Entries taken from a collection
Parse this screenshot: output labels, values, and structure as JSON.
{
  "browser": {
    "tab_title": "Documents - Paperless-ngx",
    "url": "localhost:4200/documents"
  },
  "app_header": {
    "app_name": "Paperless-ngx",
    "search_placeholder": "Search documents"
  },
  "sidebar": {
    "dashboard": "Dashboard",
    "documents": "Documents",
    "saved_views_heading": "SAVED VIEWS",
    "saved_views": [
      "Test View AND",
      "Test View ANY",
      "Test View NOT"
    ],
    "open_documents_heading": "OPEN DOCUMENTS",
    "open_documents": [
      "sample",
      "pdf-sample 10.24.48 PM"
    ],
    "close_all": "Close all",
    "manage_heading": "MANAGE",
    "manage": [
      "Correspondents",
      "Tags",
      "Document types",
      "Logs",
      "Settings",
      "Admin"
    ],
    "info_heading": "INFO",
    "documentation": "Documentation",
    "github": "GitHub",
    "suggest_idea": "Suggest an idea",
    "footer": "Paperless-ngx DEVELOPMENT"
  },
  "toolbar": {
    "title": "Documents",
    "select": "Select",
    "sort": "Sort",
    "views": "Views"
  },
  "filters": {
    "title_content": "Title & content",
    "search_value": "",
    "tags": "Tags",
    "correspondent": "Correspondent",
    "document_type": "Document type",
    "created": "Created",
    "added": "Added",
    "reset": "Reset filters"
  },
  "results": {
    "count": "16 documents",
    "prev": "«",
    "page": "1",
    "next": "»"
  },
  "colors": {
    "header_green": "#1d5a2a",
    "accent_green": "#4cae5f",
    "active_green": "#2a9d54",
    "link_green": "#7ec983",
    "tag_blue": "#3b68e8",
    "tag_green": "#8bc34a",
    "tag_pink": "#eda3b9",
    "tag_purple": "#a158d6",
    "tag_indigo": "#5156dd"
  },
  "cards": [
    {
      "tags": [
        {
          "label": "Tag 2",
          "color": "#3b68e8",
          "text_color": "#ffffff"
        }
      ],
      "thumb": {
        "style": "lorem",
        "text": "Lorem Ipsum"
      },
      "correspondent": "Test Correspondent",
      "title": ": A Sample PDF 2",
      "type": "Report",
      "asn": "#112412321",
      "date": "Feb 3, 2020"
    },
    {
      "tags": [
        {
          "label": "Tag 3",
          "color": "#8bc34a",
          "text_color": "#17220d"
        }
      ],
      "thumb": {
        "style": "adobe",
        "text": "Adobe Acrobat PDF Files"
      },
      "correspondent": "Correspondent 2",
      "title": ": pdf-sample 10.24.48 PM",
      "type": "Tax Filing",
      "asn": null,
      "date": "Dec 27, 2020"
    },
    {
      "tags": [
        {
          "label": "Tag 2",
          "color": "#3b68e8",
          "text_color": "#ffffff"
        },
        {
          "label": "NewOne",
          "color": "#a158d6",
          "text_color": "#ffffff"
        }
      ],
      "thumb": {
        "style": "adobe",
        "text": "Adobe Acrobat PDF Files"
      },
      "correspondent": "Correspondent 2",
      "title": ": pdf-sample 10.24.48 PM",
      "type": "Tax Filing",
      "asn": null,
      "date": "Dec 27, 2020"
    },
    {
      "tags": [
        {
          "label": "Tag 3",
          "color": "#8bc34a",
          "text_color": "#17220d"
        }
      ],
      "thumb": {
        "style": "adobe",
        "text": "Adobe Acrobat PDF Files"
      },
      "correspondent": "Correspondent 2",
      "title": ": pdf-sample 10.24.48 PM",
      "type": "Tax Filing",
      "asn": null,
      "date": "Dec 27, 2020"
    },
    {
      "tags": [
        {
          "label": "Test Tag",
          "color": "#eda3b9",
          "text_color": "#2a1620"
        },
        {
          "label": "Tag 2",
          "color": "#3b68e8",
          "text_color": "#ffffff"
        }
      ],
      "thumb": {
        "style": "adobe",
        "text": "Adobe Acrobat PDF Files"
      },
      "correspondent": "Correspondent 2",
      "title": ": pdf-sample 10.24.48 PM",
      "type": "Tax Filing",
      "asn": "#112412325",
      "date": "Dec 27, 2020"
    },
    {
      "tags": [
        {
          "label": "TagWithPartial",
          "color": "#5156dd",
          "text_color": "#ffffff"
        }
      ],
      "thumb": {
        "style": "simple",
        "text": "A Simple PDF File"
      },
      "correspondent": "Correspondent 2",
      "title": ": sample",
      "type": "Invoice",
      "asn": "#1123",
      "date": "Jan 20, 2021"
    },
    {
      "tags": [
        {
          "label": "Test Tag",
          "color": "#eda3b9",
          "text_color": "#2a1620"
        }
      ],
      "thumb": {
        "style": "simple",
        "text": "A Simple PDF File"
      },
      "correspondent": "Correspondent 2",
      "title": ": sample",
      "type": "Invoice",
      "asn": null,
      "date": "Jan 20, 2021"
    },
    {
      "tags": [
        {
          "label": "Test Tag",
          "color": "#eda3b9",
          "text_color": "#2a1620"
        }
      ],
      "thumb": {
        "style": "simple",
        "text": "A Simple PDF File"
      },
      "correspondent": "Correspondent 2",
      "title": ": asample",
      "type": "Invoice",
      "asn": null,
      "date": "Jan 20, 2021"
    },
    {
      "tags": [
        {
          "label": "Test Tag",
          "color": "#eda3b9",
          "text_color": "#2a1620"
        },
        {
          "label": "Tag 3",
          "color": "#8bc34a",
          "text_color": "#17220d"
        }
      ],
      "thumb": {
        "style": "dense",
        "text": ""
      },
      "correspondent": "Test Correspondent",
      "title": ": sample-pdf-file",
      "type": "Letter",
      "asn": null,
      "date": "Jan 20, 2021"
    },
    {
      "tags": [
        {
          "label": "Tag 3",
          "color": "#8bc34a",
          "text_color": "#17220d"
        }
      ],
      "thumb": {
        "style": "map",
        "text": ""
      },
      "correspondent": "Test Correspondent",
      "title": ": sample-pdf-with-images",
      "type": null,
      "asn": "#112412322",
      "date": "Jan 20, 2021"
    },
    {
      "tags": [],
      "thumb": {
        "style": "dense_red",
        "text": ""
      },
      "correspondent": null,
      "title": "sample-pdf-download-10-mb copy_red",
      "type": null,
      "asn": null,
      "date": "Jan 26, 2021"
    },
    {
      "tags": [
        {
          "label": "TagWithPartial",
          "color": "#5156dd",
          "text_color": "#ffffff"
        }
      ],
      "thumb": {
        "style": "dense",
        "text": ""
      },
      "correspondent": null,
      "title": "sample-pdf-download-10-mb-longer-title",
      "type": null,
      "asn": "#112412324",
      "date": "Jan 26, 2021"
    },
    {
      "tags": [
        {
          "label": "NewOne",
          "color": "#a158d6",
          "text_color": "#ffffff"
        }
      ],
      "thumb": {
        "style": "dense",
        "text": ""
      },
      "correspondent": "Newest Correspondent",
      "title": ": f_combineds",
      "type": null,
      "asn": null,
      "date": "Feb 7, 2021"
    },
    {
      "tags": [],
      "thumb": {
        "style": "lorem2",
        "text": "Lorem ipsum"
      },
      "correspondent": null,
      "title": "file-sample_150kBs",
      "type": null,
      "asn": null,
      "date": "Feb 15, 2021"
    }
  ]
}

#### Problem to work on:
Please give back all of the records exactly as written.

#### Answer to the problem:
Parse this screenshot: output labels, values, and structure as JSON.
{
  "browser": {
    "tab_title": "Documents - Paperless-ngx",
    "url": "localhost:4200/documents"
  },
  "app_header": {
    "app_name": "Paperless-ngx",
    "search_placeholder": "Search documents"
  },
  "sidebar": {
    "dashboard": "Dashboard",
    "documents": "Documents",
    "saved_views_heading": "SAVED VIEWS",
    "saved_views": [
      "Test View AND",
      "Test View ANY",
      "Test View NOT"
    ],
    "open_documents_heading": "OPEN DOCUMENTS",
    "open_documents": [
      "sample",
      "pdf-sample 10.24.48 PM"
    ],
    "close_all": "Close all",
    "manage_heading": "MANAGE",
    "manage": [
      "Correspondents",
      "Tags",
      "Document types",
      "Logs",
      "Settings",
      "Admin"
    ],
    "info_heading": "INFO",
    "documentation": "Documentation",
    "github": "GitHub",
    "suggest_idea": "Suggest an idea",
    "footer": "Paperless-ngx DEVELOPMENT"
  },
  "toolbar": {
    "title": "Documents",
    "select": "Select",
    "sort": "Sort",
    "views": "Views"
  },
  "filters": {
    "title_content": "Title & content",
    "search_value": "",
    "tags": "Tags",
    "correspondent": "Correspondent",
    "document_type": "Document type",
    "created": "Created",
    "added": "Added",
    "reset": "Reset filters"
  },
  "results": {
    "count": "16 documents",
    "prev": "«",
    "page": "1",
    "next": "»"
  },
  "colors": {
    "header_green": "#1d5a2a",
    "accent_green": "#4cae5f",
    "active_green": "#2a9d54",
    "link_green": "#7ec983",
    "tag_blue": "#3b68e8",
    "tag_green": "#8bc34a",
    "tag_pink": "#eda3b9",
    "tag_purple": "#a158d6",
    "tag_indigo": "#5156dd"
  },
  "cards": [
    {
      "tags": [
        {
          "label": "Tag 2",
          "color": "#3b68e8",
          "text_color": "#ffffff"
        }
      ],
      "thumb": {
        "style": "lorem",
        "text": "Lorem Ipsum"
      },
      "correspondent": "Test Correspondent",
      "title": ": A Sample PDF 2",
      "type": "Report",
      "asn": "#112412321",
      "date": "Feb 3, 2020"
    },
    {
      "tags": [
        {
          "label": "Tag 3",
          "color": "#8bc34a",
          "text_color": "#17220d"
        }
      ],
      "thumb": {
        "style": "adobe",
        "text": "Adobe Acrobat PDF Files"
      },
      "correspondent": "Correspondent 2",
      "title": ": pdf-sample 10.24.48 PM",
      "type": "Tax Filing",
      "asn": null,
      "date": "Dec 27, 2020"
    },
    {
      "tags": [
        {
          "label": "Tag 2",
          "color": "#3b68e8",
          "text_color": "#ffffff"
        },
        {
          "label": "NewOne",
          "color": "#a158d6",
          "text_color": "#ffffff"
        }
      ],
      "thumb": {
        "style": "adobe",
        "text": "Adobe Acrobat PDF Files"
      },
      "correspondent": "Correspondent 2",
      "title": ": pdf-sample 10.24.48 PM",
      "type": "Tax Filing",
      "asn": null,
      "date": "Dec 27, 2020"
    },
    {
      "tags": [
        {
          "label": "Tag 3",
          "color": "#8bc34a",
          "text_color": "#17220d"
        }
      ],
      "thumb": {
        "style": "adobe",
        "text": "Adobe Acrobat PDF Files"
      },
      "correspondent": "Correspondent 2",
      "title": ": pdf-sample 10.24.48 PM",
      "type": "Tax Filing",
      "asn": null,
      "date": "Dec 27, 2020"
    },
    {
      "tags": [
        {
          "label": "Test Tag",
          "color": "#eda3b9",
          "text_color": "#2a1620"
        },
        {
          "label": "Tag 2",
          "color": "#3b68e8",
          "text_color": "#ffffff"
        }
      ],
      "thumb": {
        "style": "adobe",
        "text": "Adobe Acrobat PDF Files"
      },
      "correspondent": "Correspondent 2",
      "title": ": pdf-sample 10.24.48 PM",
      "type": "Tax Filing",
      "asn": "#112412325",
      "date": "Dec 27, 2020"
    },
    {
      "tags": [
        {
          "label": "TagWithPartial",
          "color": "#5156dd",
          "text_color": "#ffffff"
        }
      ],
      "thumb": {
        "style": "simple",
        "text": "A Simple PDF File"
      },
      "correspondent": "Correspondent 2",
      "title": ": sample",
      "type": "Invoice",
      "asn": "#1123",
      "date": "Jan 20, 2021"
    },
    {
      "tags": [
        {
          "label": "Test Tag",
          "color": "#eda3b9",
          "text_color": "#2a1620"
        }
      ],
      "thumb": {
        "style": "simple",
        "text": "A Simple PDF File"
      },
      "correspondent": "Correspondent 2",
      "title": ": sample",
      "type": "Invoice",
      "asn": null,
      "date": "Jan 20, 2021"
    },
    {
      "tags": [
        {
          "label": "Test Tag",
          "color": "#eda3b9",
          "text_color": "#2a1620"
        }
      ],
      "thumb": {
        "style": "simple",
        "text": "A Simple PDF File"
      },
      "correspondent": "Correspondent 2",
      "title": ": asample",
      "type": "Invoice",
      "asn": null,
      "date": "Jan 20, 2021"
    },
    {
      "tags": [
        {
          "label": "Test Tag",
          "color": "#eda3b9",
          "text_color": "#2a1620"
        },
        {
          "label": "Tag 3",
          "color": "#8bc34a",
          "text_color": "#17220d"
        }
      ],
      "thumb": {
        "style": "dense",
        "text": ""
      },
      "correspondent": "Test Correspondent",
      "title": ": sample-pdf-file",
      "type": "Letter",
      "asn": null,
      "date": "Jan 20, 2021"
    },
    {
      "tags": [
        {
          "label": "Tag 3",
          "color": "#8bc34a",
          "text_color": "#17220d"
        }
      ],
      "thumb": {
        "style": "map",
        "text": ""
      },
      "correspondent": "Test Correspondent",
      "title": ": sample-pdf-with-images",
      "type": null,
      "asn": "#112412322",
      "date": "Jan 20, 2021"
    },
    {
      "tags": [],
      "thumb": {
        "style": "dense_red",
        "text": ""
      },
      "correspondent": null,
      "title": "sample-pdf-download-10-mb copy_red",
      "type": null,
      "asn": null,
      "date": "Jan 26, 2021"
    },
    {
      "tags": [
        {
          "label": "TagWithPartial",
          "color": "#5156dd",
          "text_color": "#ffffff"
        }
      ],
      "thumb": {
        "style": "dense",
        "text": ""
      },
      "correspondent": null,
      "title": "sample-pdf-download-10-mb-longer-title",
      "type": null,
      "asn": "#112412324",
      "date": "Jan 26, 2021"
    },
    {
      "tags": [
        {
          "label": "NewOne",
          "color": "#a158d6",
          "text_color": "#ffffff"
        }
      ],
      "thumb": {
        "style": "dense",
        "text": ""
      },
      "correspondent": "Newest Correspondent",
      "title": ": f_combineds",
      "type": null,
      "asn": null,
      "date": "Feb 7, 2021"
    },
    {
      "tags": [],
      "thumb": {
        "style": "lorem2",
        "text": "Lorem ipsum"
      },
      "correspondent": null,
      "title": "file-sample_150kBs",
      "type": null,
      "asn": null,
      "date": "Feb 15, 2021"
    }
  ]
}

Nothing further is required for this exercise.